■ Brief
Every line that contains the word "Kamp" should be copied out.

Recorded data
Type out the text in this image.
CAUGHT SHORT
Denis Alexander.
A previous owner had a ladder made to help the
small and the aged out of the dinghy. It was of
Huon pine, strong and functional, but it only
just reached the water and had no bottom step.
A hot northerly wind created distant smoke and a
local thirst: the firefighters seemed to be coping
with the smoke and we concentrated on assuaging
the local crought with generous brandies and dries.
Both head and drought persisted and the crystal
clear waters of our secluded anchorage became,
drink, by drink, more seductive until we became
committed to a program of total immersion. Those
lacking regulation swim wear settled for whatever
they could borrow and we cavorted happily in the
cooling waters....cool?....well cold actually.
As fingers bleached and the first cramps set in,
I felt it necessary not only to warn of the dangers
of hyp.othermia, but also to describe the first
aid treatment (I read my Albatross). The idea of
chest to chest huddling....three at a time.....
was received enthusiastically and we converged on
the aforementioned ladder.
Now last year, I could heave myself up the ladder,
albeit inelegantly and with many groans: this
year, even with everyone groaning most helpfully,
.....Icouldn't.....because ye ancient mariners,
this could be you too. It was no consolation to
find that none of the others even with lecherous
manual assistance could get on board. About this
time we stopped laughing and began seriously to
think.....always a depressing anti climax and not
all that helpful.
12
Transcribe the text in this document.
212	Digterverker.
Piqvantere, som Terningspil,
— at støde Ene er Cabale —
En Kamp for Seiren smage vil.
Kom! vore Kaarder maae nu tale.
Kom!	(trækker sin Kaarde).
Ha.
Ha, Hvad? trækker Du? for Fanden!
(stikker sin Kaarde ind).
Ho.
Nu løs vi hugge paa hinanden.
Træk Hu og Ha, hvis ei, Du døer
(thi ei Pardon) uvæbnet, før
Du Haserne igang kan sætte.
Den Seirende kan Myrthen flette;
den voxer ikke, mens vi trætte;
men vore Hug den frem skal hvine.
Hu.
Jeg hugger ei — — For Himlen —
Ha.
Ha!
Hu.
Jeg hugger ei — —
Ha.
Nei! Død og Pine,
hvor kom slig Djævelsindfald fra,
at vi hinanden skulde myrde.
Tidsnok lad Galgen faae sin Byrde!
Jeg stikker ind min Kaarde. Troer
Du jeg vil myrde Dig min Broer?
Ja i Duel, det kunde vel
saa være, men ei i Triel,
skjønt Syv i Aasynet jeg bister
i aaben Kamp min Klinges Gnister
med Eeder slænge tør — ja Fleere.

■ Reply to the task
En Kamp for Seiren smage vil.
i aaben Kamp min Klinges Gnister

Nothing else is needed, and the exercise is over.